== What to do ==
Keep only the lines that hold the string "Risolvi", filtering out the rest of the entries below.

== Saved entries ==
** Start **

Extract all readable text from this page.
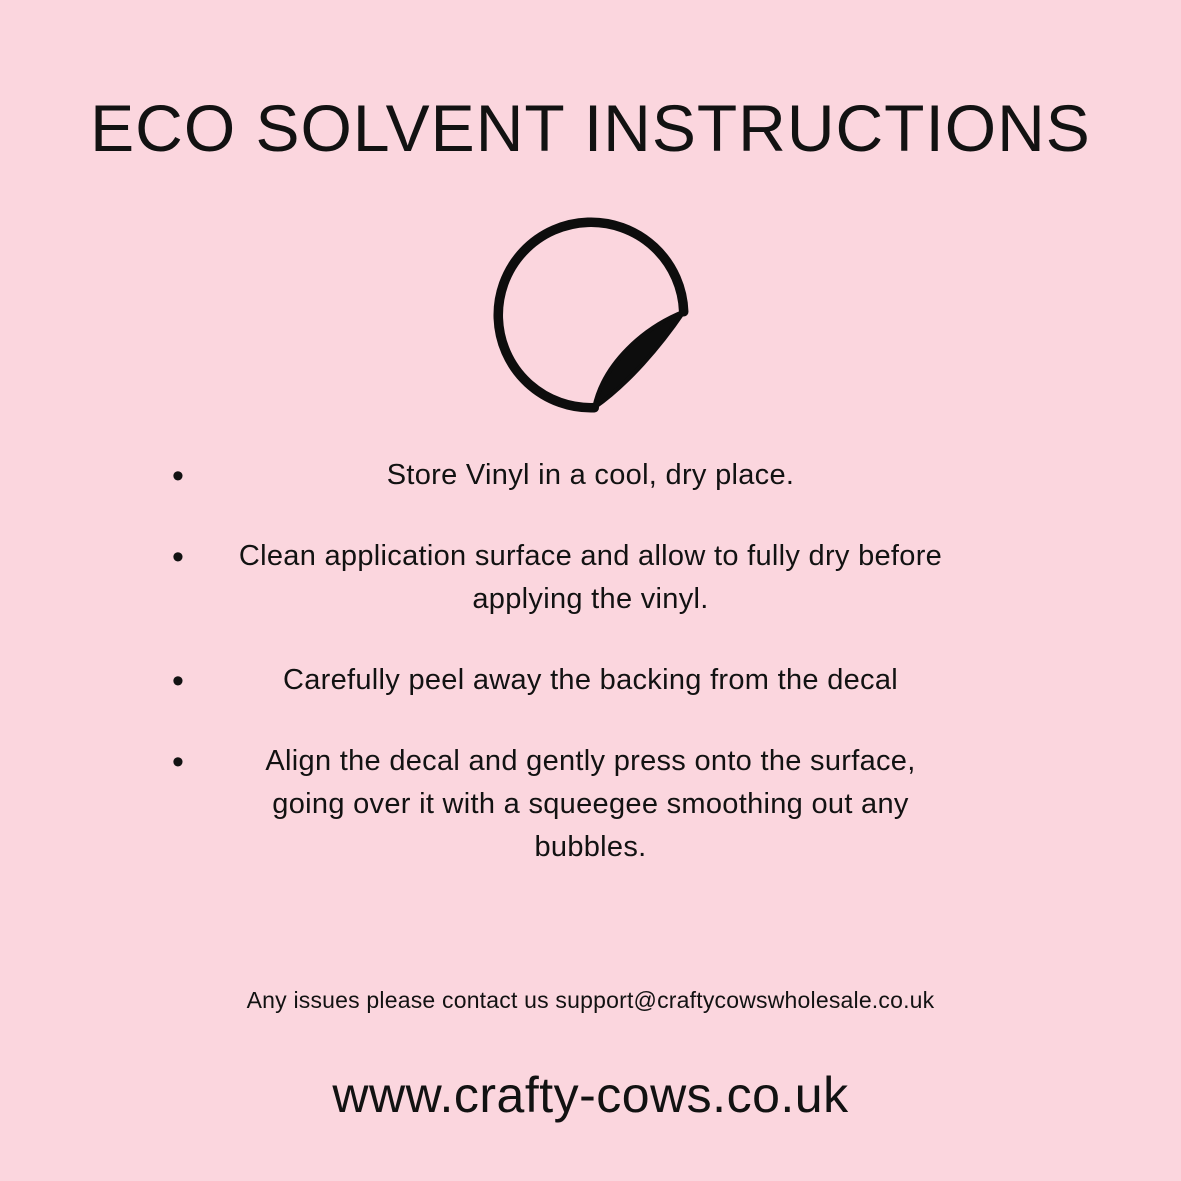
ECO SOLVENT INSTRUCTIONS
•	Store Vinyl in a cool, dry place.
•	Clean application surface and allow to fully dry before applying the vinyl.
•	Carefully peel away the backing from the decal
•	Align the decal and gently press onto the surface, going over it with a squeegee smoothing out any bubbles.
Any issues please contact us support@craftycowswholesale.co.uk
www.crafty-cows.co.uk
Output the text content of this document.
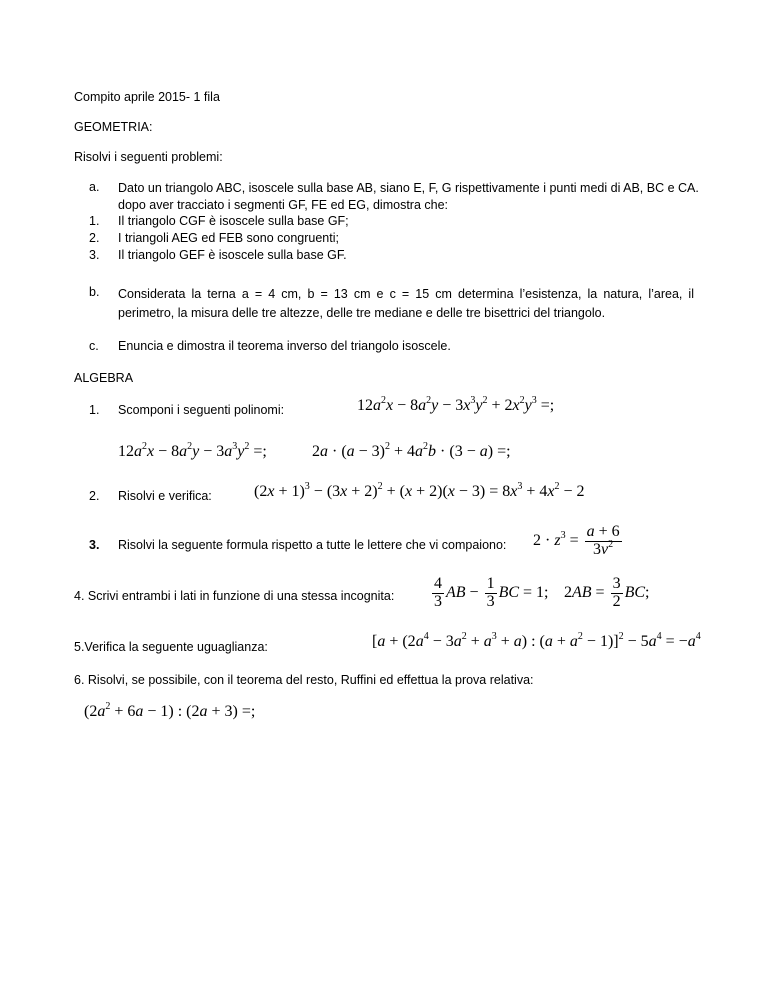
Compito aprile 2015- 1 fila
GEOMETRIA:
Risolvi i seguenti problemi:
a. Dato un triangolo ABC, isoscele sulla base AB, siano E, F, G rispettivamente i punti medi di AB, BC e CA. dopo aver tracciato i segmenti GF, FE ed EG, dimostra che:
1. Il triangolo CGF è isoscele sulla base GF;
2. I triangoli AEG ed FEB sono congruenti;
3. Il triangolo GEF è isoscele sulla base GF.
b. Considerata la terna a = 4 cm, b = 13 cm e c = 15 cm determina l’esistenza, la natura, l’area, il perimetro, la misura delle tre altezze, delle tre mediane e delle tre bisettrici del triangolo.
c. Enuncia e dimostra il teorema inverso del triangolo isoscele.
ALGEBRA
1. Scomponi i seguenti polinomi:	$12a^2x - 8a^2y - 3x^3y^2 + 2x^2y^3$ =;
$12a^2x - 8a^2y - 3a^3y^2$ =;	$2a \cdot (a - 3)^2 + 4a^2b \cdot (3 - a)$ =;
2. Risolvi e verifica:	$(2x + 1)^3 - (3x + 2)^2 + (x + 2)(x - 3) = 8x^3 + 4x^2 - 2$
3. Risolvi la seguente formula rispetto a tutte le lettere che vi compaiono: $2 \cdot z^3 = \frac{a + 6}{3v^2}$
4. Scrivi entrambi i lati in funzione di una stessa incognita: $\frac{4}{3}$ AB − $\frac{1}{3}$ BC = 1; $2AB = \frac{3}{2}$ BC;
5.Verifica la seguente uguaglianza:	[$a + (2a^4 - 3a^2 + a^3 + a)$ : $(a + a^2 - 1)]^2 - 5a^4 = -a^4$
6. Risolvi, se possibile, con il teorema del resto, Ruffini ed effettua la prova relativa:
$(2a^2 + 6a - 1)$ : (2a + 3) =;
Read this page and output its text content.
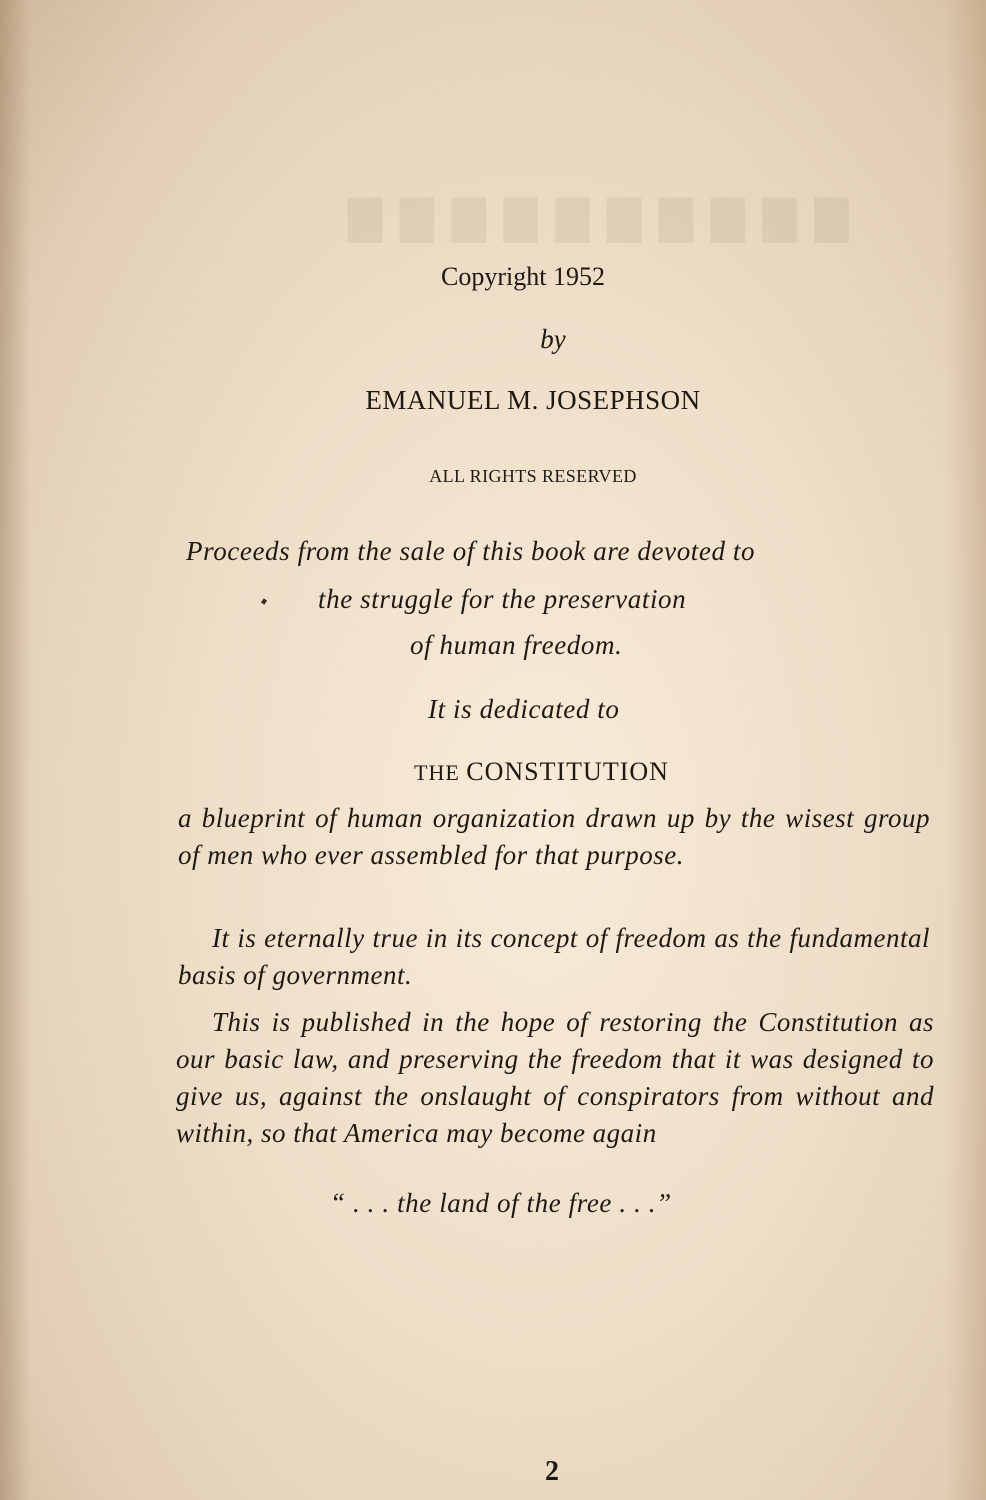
▇▇▇▇▇▇▇▇▇▇
Copyright 1952
by
EMANUEL M. JOSEPHSON
ALL RIGHTS RESERVED
Proceeds from the sale of this book are devoted to
the struggle for the preservation
of human freedom.
It is dedicated to
THE CONSTITUTION
a blueprint of human organization drawn up by the wisest group of men who ever assembled for that purpose.
It is eternally true in its concept of freedom as the fundamental basis of government.
This is published in the hope of restoring the Constitution as our basic law, and preserving the freedom that it was designed to give us, against the onslaught of conspirators from without and within, so that America may become again
“ . . . the land of the free . . .”
2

** End **

== Output of the exercise ==
Risolvi i seguenti problemi:
2. Risolvi e verifica:	$(2x + 1)^3 - (3x + 2)^2 + (x + 2)(x - 3) = 8x^3 + 4x^2 - 2$
3. Risolvi la seguente formula rispetto a tutte le lettere che vi compaiono: $2 \cdot z^3 = \frac{a + 6}{3v^2}$
6. Risolvi, se possibile, con il teorema del resto, Ruffini ed effettua la prova relativa:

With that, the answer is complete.